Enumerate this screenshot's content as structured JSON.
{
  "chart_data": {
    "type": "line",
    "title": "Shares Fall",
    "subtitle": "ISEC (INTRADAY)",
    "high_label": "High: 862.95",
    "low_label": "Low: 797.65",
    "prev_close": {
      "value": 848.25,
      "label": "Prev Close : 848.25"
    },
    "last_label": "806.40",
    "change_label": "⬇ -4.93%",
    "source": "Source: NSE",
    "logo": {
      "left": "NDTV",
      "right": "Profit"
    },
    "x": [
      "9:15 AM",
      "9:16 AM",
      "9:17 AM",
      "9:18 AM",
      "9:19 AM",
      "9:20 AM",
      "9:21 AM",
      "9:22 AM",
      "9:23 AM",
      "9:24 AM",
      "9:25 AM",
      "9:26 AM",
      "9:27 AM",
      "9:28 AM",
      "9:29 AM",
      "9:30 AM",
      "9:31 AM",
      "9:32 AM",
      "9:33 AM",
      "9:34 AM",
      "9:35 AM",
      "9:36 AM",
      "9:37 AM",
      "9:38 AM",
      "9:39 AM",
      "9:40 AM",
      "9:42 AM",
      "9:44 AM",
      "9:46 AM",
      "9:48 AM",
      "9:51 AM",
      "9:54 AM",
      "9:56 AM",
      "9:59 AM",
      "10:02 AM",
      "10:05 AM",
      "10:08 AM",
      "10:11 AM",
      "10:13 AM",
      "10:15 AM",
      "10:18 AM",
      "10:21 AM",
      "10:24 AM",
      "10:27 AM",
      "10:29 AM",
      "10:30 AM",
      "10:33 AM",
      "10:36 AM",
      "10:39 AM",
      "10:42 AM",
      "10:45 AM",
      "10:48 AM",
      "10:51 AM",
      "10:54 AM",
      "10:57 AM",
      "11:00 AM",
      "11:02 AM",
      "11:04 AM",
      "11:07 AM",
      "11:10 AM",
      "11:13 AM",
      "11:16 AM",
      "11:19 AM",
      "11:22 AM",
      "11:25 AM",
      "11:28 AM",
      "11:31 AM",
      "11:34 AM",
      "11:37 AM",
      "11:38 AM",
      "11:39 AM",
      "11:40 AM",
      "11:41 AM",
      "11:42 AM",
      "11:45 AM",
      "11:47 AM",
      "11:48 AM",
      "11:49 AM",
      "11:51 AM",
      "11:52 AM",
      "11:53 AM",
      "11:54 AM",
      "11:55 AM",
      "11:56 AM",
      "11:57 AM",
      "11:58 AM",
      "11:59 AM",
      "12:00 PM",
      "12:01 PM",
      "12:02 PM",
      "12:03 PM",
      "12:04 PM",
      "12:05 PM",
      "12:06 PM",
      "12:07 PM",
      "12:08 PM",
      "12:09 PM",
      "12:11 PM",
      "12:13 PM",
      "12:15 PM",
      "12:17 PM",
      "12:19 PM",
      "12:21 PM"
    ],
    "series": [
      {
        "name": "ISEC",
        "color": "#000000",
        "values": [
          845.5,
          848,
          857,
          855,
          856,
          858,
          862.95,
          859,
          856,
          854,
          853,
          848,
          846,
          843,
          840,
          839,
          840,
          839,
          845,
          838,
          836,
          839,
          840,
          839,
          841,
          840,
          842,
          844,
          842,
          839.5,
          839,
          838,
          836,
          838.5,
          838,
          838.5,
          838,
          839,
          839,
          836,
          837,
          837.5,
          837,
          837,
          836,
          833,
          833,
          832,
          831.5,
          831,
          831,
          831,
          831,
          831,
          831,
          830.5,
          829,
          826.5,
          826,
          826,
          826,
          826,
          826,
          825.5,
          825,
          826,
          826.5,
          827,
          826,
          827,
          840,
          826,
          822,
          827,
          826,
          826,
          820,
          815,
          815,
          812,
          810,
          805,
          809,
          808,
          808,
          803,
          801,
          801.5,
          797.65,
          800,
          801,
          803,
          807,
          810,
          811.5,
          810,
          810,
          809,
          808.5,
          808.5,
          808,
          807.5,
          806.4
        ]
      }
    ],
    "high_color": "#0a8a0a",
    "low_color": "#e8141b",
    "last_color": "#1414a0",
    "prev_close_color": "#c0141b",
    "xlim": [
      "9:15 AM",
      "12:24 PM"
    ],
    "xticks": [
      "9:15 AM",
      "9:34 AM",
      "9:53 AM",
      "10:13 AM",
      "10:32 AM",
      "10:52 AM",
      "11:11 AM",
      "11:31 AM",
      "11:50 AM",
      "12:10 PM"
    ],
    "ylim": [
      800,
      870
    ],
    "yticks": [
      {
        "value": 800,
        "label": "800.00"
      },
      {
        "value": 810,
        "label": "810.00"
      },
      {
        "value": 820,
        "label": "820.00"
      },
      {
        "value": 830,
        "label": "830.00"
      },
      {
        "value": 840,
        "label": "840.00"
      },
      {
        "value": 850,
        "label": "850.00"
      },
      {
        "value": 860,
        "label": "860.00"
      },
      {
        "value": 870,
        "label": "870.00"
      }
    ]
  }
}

*EXERCISE DESCRIPTION:* Extract every entry in the listing word for word.

*COMPLETE RESPONSE:*
Enumerate this screenshot's content as structured JSON.
{
  "chart_data": {
    "type": "line",
    "title": "Shares Fall",
    "subtitle": "ISEC (INTRADAY)",
    "high_label": "High: 862.95",
    "low_label": "Low: 797.65",
    "prev_close": {
      "value": 848.25,
      "label": "Prev Close : 848.25"
    },
    "last_label": "806.40",
    "change_label": "⬇ -4.93%",
    "source": "Source: NSE",
    "logo": {
      "left": "NDTV",
      "right": "Profit"
    },
    "x": [
      "9:15 AM",
      "9:16 AM",
      "9:17 AM",
      "9:18 AM",
      "9:19 AM",
      "9:20 AM",
      "9:21 AM",
      "9:22 AM",
      "9:23 AM",
      "9:24 AM",
      "9:25 AM",
      "9:26 AM",
      "9:27 AM",
      "9:28 AM",
      "9:29 AM",
      "9:30 AM",
      "9:31 AM",
      "9:32 AM",
      "9:33 AM",
      "9:34 AM",
      "9:35 AM",
      "9:36 AM",
      "9:37 AM",
      "9:38 AM",
      "9:39 AM",
      "9:40 AM",
      "9:42 AM",
      "9:44 AM",
      "9:46 AM",
      "9:48 AM",
      "9:51 AM",
      "9:54 AM",
      "9:56 AM",
      "9:59 AM",
      "10:02 AM",
      "10:05 AM",
      "10:08 AM",
      "10:11 AM",
      "10:13 AM",
      "10:15 AM",
      "10:18 AM",
      "10:21 AM",
      "10:24 AM",
      "10:27 AM",
      "10:29 AM",
      "10:30 AM",
      "10:33 AM",
      "10:36 AM",
      "10:39 AM",
      "10:42 AM",
      "10:45 AM",
      "10:48 AM",
      "10:51 AM",
      "10:54 AM",
      "10:57 AM",
      "11:00 AM",
      "11:02 AM",
      "11:04 AM",
      "11:07 AM",
      "11:10 AM",
      "11:13 AM",
      "11:16 AM",
      "11:19 AM",
      "11:22 AM",
      "11:25 AM",
      "11:28 AM",
      "11:31 AM",
      "11:34 AM",
      "11:37 AM",
      "11:38 AM",
      "11:39 AM",
      "11:40 AM",
      "11:41 AM",
      "11:42 AM",
      "11:45 AM",
      "11:47 AM",
      "11:48 AM",
      "11:49 AM",
      "11:51 AM",
      "11:52 AM",
      "11:53 AM",
      "11:54 AM",
      "11:55 AM",
      "11:56 AM",
      "11:57 AM",
      "11:58 AM",
      "11:59 AM",
      "12:00 PM",
      "12:01 PM",
      "12:02 PM",
      "12:03 PM",
      "12:04 PM",
      "12:05 PM",
      "12:06 PM",
      "12:07 PM",
      "12:08 PM",
      "12:09 PM",
      "12:11 PM",
      "12:13 PM",
      "12:15 PM",
      "12:17 PM",
      "12:19 PM",
      "12:21 PM"
    ],
    "series": [
      {
        "name": "ISEC",
        "color": "#000000",
        "values": [
          845.5,
          848,
          857,
          855,
          856,
          858,
          862.95,
          859,
          856,
          854,
          853,
          848,
          846,
          843,
          840,
          839,
          840,
          839,
          845,
          838,
          836,
          839,
          840,
          839,
          841,
          840,
          842,
          844,
          842,
          839.5,
          839,
          838,
          836,
          838.5,
          838,
          838.5,
          838,
          839,
          839,
          836,
          837,
          837.5,
          837,
          837,
          836,
          833,
          833,
          832,
          831.5,
          831,
          831,
          831,
          831,
          831,
          831,
          830.5,
          829,
          826.5,
          826,
          826,
          826,
          826,
          826,
          825.5,
          825,
          826,
          826.5,
          827,
          826,
          827,
          840,
          826,
          822,
          827,
          826,
          826,
          820,
          815,
          815,
          812,
          810,
          805,
          809,
          808,
          808,
          803,
          801,
          801.5,
          797.65,
          800,
          801,
          803,
          807,
          810,
          811.5,
          810,
          810,
          809,
          808.5,
          808.5,
          808,
          807.5,
          806.4
        ]
      }
    ],
    "high_color": "#0a8a0a",
    "low_color": "#e8141b",
    "last_color": "#1414a0",
    "prev_close_color": "#c0141b",
    "xlim": [
      "9:15 AM",
      "12:24 PM"
    ],
    "xticks": [
      "9:15 AM",
      "9:34 AM",
      "9:53 AM",
      "10:13 AM",
      "10:32 AM",
      "10:52 AM",
      "11:11 AM",
      "11:31 AM",
      "11:50 AM",
      "12:10 PM"
    ],
    "ylim": [
      800,
      870
    ],
    "yticks": [
      {
        "value": 800,
        "label": "800.00"
      },
      {
        "value": 810,
        "label": "810.00"
      },
      {
        "value": 820,
        "label": "820.00"
      },
      {
        "value": 830,
        "label": "830.00"
      },
      {
        "value": 840,
        "label": "840.00"
      },
      {
        "value": 850,
        "label": "850.00"
      },
      {
        "value": 860,
        "label": "860.00"
      },
      {
        "value": 870,
        "label": "870.00"
      }
    ]
  }
}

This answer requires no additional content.